→ **What is required**:
Every line below that contains "设计方案和实施方法" is to be copied.

>> BEGIN Available data

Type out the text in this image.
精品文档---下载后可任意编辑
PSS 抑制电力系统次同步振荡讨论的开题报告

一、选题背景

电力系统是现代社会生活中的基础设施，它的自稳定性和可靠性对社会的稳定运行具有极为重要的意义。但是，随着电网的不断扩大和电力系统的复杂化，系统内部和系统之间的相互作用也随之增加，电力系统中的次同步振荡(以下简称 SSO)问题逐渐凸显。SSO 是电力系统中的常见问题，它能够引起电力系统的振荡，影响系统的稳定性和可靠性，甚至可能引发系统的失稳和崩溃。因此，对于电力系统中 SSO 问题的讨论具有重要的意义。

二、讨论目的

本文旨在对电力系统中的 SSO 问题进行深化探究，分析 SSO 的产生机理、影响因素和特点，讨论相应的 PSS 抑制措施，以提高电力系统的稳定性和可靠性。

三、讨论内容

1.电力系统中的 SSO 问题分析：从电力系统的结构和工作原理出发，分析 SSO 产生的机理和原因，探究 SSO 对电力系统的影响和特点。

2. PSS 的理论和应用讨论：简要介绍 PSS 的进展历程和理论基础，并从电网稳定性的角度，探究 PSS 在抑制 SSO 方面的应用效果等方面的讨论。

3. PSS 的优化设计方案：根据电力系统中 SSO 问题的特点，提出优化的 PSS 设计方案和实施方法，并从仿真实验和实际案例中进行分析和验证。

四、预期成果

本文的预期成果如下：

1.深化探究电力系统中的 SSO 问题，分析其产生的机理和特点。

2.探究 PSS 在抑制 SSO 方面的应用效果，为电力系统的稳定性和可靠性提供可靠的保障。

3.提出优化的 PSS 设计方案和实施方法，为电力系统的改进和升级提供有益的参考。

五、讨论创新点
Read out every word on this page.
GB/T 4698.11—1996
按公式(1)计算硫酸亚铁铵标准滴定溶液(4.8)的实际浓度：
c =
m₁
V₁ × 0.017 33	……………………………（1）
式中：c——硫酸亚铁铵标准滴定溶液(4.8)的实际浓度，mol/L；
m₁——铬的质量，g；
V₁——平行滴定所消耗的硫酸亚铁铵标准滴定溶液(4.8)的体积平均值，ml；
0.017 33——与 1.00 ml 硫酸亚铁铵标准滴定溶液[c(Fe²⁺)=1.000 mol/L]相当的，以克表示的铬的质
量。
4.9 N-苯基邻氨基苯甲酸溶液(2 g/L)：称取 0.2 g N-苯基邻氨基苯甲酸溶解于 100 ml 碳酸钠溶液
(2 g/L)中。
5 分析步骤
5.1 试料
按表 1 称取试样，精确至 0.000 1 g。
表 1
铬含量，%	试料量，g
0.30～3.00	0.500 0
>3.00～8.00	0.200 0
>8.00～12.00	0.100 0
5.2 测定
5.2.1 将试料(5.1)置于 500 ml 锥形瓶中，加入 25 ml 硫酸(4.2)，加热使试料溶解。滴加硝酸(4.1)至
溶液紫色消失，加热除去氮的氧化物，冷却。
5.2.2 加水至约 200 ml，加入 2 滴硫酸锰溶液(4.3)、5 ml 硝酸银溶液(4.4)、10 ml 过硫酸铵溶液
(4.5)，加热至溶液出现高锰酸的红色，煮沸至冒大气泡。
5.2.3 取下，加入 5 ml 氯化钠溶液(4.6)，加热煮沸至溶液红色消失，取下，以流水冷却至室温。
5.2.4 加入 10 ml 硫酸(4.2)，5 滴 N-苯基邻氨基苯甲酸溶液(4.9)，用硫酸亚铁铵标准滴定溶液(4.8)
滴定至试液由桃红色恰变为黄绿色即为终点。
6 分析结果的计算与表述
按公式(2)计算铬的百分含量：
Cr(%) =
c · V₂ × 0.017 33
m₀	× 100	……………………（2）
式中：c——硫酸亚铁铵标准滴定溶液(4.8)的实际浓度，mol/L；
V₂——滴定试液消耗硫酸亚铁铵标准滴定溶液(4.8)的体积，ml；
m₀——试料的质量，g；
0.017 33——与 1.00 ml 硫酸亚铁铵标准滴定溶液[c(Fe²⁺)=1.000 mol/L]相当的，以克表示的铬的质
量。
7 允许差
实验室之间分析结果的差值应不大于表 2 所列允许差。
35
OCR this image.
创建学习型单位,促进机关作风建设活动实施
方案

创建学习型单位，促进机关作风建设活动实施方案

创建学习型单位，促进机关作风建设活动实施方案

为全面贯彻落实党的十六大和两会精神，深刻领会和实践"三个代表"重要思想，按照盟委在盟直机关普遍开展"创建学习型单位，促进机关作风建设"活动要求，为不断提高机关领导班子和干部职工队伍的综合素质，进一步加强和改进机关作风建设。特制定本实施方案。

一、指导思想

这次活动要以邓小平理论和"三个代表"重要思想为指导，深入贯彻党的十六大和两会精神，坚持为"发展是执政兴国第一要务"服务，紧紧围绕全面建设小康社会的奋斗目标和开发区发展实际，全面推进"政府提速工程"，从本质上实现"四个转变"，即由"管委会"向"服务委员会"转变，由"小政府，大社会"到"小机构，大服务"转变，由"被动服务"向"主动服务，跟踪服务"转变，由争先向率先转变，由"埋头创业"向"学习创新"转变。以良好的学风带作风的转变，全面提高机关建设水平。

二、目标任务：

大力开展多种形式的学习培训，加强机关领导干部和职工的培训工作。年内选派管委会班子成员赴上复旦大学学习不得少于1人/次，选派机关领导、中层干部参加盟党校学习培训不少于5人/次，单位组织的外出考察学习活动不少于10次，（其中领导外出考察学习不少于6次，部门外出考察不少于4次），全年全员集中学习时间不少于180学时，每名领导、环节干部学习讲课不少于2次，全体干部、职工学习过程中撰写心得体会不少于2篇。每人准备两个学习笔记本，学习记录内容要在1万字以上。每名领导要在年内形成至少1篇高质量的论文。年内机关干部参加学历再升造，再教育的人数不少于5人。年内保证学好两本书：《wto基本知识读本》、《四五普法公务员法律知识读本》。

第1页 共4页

>> END Available data

→ **Reply**:
3. PSS 的优化设计方案：根据电力系统中 SSO 问题的特点，提出优化的 PSS 设计方案和实施方法，并从仿真实验和实际案例中进行分析和验证。
3.提出优化的 PSS 设计方案和实施方法，为电力系统的改进和升级提供有益的参考。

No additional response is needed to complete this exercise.